The 2015 Triple J Hottest 100 was announced Australia Day, 26 January 2016. It is the 23rd countdown of the most popular songs of the year, as chosen by the listeners of Australian radio station Triple J.

Voting commenced on 9 December 2015, and closed on 22 January 2016. Voters nominated ten songs that were released between December 2014 and November 2015 and submitted them through the Triple J website. Over 2 million votes were again cast, this year from 172 countries. 54 songs in the 2015 Hottest 100 are by Australian artists, with 26 artists of any nationality making their debut.

Despite a betting agency's campaign aimed at getting Justin Bieber featured in the list, similar to 2014's #Tay4Hottest100, Triple J announced no songs have been disqualified from the 2015 list.

Full list

 Number 101 was "Call My Name" by Perth duo Mosquito Coast, who were discovered through Triple J Unearthed.

Artists with multiple entries

Four entries
 Tame Impala (4, 5, 34, 61)
 Courtney Barnett (43, 75, 82, 95)

Three entries
 Major Lazer (3, 74, 98)
 The Wombats (29, 67, 91)
 Florence and the Machine (38, 40, 70)
 Bring Me the Horizon (45, 86, 99)

Two entries
 Kendrick Lamar (2, 37)
 DJ Snake (3, 17)
 MØ (Once solo and once with Major Lazer) (3, 60)
 The Weeknd (9, 19)
 Disclosure (10, 62)
 RÜFÜS (12, 28)
 SAFIA (23, 35)
 Flume (Once solo and once with What So Not) (24, 90)
 Jamie xx (26, 31)
 Chvrches (32, 51)
 Halsey (42, 94)
 Parkway Drive (48, 58)
 ASAP Rocky (64, 80)
 Thelma Plum (Once with Golden Features and once with Tuka) (81, 92)

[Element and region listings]
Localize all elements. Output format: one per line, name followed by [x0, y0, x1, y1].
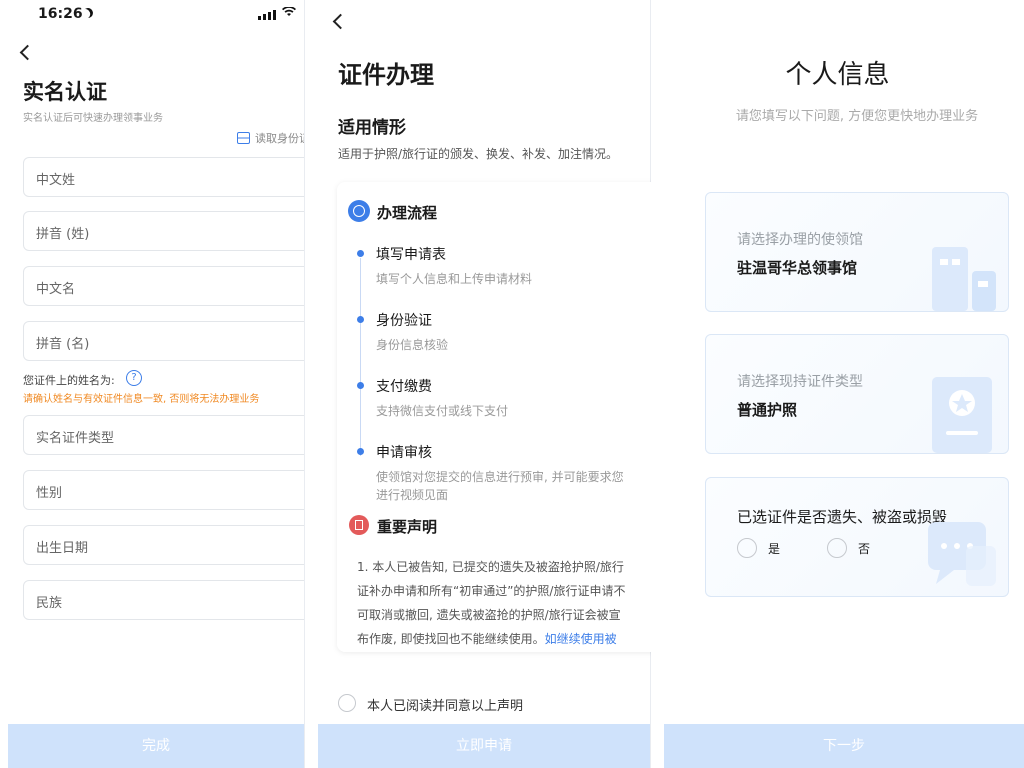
passport-icon — [932, 377, 992, 453]
notice-line: 1. 本人已被告知, 已提交的遗失及被盗抢护照/旅行 — [357, 560, 624, 574]
agree-checkbox[interactable] — [338, 694, 356, 712]
consulate-value: 驻温哥华总领事馆 — [737, 259, 858, 277]
step-title: 支付缴费 — [376, 379, 432, 395]
given-name-pinyin-placeholder: 拼音 (名) — [36, 337, 90, 352]
lost-status-box: 已选证件是否遗失、被盗或损毁 是 否 — [705, 477, 1009, 597]
no-radio[interactable] — [827, 538, 847, 558]
chat-icon — [928, 522, 996, 586]
page-subtitle: 请您填写以下问题, 方便您更快地办理业务 — [735, 109, 979, 124]
lost-question: 已选证件是否遗失、被盗或损毁 — [737, 508, 948, 526]
step-desc: 填写个人信息和上传申请材料 — [376, 272, 533, 286]
status-time: 16:26 — [38, 6, 83, 22]
birth-date-placeholder: 出生日期 — [36, 541, 89, 556]
id-card-icon — [237, 132, 250, 144]
yes-radio[interactable] — [737, 538, 757, 558]
no-label: 否 — [858, 542, 871, 556]
notice-text: 1. 本人已被告知, 已提交的遗失及被盗抢护照/旅行 证补办申请和所有“初审通过… — [357, 555, 649, 651]
notice-line: 布作废, 即使找回也不能继续使用。 — [357, 632, 545, 646]
step-title: 身份验证 — [376, 313, 432, 329]
notice-link[interactable]: 如继续使用被 — [545, 632, 617, 646]
surname-pinyin-input[interactable]: 拼音 (姓) — [23, 211, 304, 251]
consulate-label: 请选择办理的使领馆 — [737, 232, 863, 248]
apply-now-button[interactable]: 立即申请 — [318, 724, 650, 768]
step-dot — [357, 250, 364, 257]
next-button[interactable]: 下一步 — [664, 724, 1024, 768]
step-desc: 身份信息核验 — [376, 338, 449, 352]
process-icon — [348, 200, 370, 222]
given-name-cn-input[interactable]: 中文名 — [23, 266, 304, 306]
gender-placeholder: 性别 — [36, 486, 63, 501]
timeline-line — [360, 258, 361, 456]
complete-button[interactable]: 完成 — [8, 724, 304, 768]
yes-label: 是 — [768, 542, 781, 556]
document-type-label: 请选择现持证件类型 — [737, 374, 863, 390]
step-desc-cont: 进行视频见面 — [376, 488, 449, 502]
notice-line: 证补办申请和所有“初审通过”的护照/旅行证申请不 — [357, 584, 626, 598]
step-dot — [357, 448, 364, 455]
surname-cn-input[interactable]: 中文姓 — [23, 157, 304, 197]
page-title: 个人信息 — [785, 60, 890, 90]
wifi-icon — [282, 7, 296, 16]
help-icon[interactable]: ? — [126, 370, 142, 386]
section-desc: 适用于护照/旅行证的颁发、换发、补发、加注情况。 — [338, 147, 619, 161]
given-name-pinyin-input[interactable]: 拼音 (名) — [23, 321, 304, 361]
gender-select[interactable]: 性别 — [23, 470, 304, 510]
ethnicity-placeholder: 民族 — [36, 596, 63, 611]
agree-label: 本人已阅读并同意以上声明 — [367, 699, 524, 714]
real-name-auth-screen: 16:26 实名认证 实名认证后可快速办理领事业务 读取身份证 中文姓 拼音 (… — [0, 0, 304, 768]
scan-id-label: 读取身份证 — [255, 132, 304, 145]
building-icon — [932, 247, 996, 311]
signal-icon — [258, 10, 276, 20]
name-hint: 您证件上的姓名为: — [23, 374, 115, 387]
name-warning: 请确认姓名与有效证件信息一致, 否则将无法办理业务 — [23, 394, 260, 405]
consulate-select-box[interactable]: 请选择办理的使领馆 驻温哥华总领事馆 — [705, 192, 1009, 312]
back-icon[interactable] — [19, 44, 36, 61]
section-title: 适用情形 — [338, 118, 406, 138]
step-desc: 支持微信支付或线下支付 — [376, 404, 509, 418]
document-type-value: 普通护照 — [737, 401, 798, 419]
notice-title: 重要声明 — [377, 518, 438, 536]
step-dot — [357, 382, 364, 389]
birth-date-select[interactable]: 出生日期 — [23, 525, 304, 565]
step-dot — [357, 316, 364, 323]
step-title: 填写申请表 — [376, 247, 446, 263]
back-icon[interactable] — [332, 13, 349, 30]
moon-icon — [82, 7, 95, 20]
page-subtitle: 实名认证后可快速办理领事业务 — [23, 113, 163, 124]
scan-id-link[interactable]: 读取身份证 — [237, 130, 304, 146]
id-type-placeholder: 实名证件类型 — [36, 431, 115, 446]
step-desc: 使领馆对您提交的信息进行预审, 并可能要求您 — [376, 470, 624, 484]
surname-cn-placeholder: 中文姓 — [36, 173, 76, 188]
notice-line: 可取消或撤回, 遗失或被盗抢的护照/旅行证会被宣 — [357, 608, 621, 622]
given-name-cn-placeholder: 中文名 — [36, 282, 76, 297]
ethnicity-select[interactable]: 民族 — [23, 580, 304, 620]
document-type-select-box[interactable]: 请选择现持证件类型 普通护照 — [705, 334, 1009, 454]
step-title: 申请审核 — [376, 445, 432, 461]
page-title: 实名认证 — [23, 80, 107, 104]
notice-icon — [349, 515, 369, 535]
process-title: 办理流程 — [377, 204, 438, 222]
id-type-select[interactable]: 实名证件类型 — [23, 415, 304, 455]
surname-pinyin-placeholder: 拼音 (姓) — [36, 227, 90, 242]
page-title: 证件办理 — [338, 61, 434, 89]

Exercise set:
**A)** Please print the stretch of the 2015 Hottest 100 text from "Courtney Barnett (43, 75, 82, 95)" through "Snake (3, 17)", word for word.
**B)** In the entries, output the stretch from the line that contains "passport-icon — [932, 377, 992, 453]" through the line that contains "status-time: 16:26 — [38, 6, 83, 22]", unchanged and with both end lines included.

Task results:
**A)**
Courtney Barnett (43, 75, 82, 95)

Three entries
 Major Lazer (3, 74, 98)
 The Wombats (29, 67, 91)
 Florence and the Machine (38, 40, 70)
 Bring Me the Horizon (45, 86, 99)

Two entries
 Kendrick Lamar (2, 37)
 DJ Snake (3, 17)

**B)**
passport-icon — [932, 377, 992, 453]
notice-line: 1. 本人已被告知, 已提交的遗失及被盗抢护照/旅行 — [357, 560, 624, 574]
agree-checkbox[interactable] — [338, 694, 356, 712]
consulate-value: 驻温哥华总领事馆 — [737, 259, 858, 277]
step-title: 支付缴费 — [376, 379, 432, 395]
given-name-pinyin-placeholder: 拼音 (名) — [36, 337, 90, 352]
lost-status-box: 已选证件是否遗失、被盗或损毁 是 否 — [705, 477, 1009, 597]
no-radio[interactable] — [827, 538, 847, 558]
chat-icon — [928, 522, 996, 586]
page-subtitle: 请您填写以下问题, 方便您更快地办理业务 — [735, 109, 979, 124]
lost-question: 已选证件是否遗失、被盗或损毁 — [737, 508, 948, 526]
step-desc: 填写个人信息和上传申请材料 — [376, 272, 533, 286]
status-time: 16:26 — [38, 6, 83, 22]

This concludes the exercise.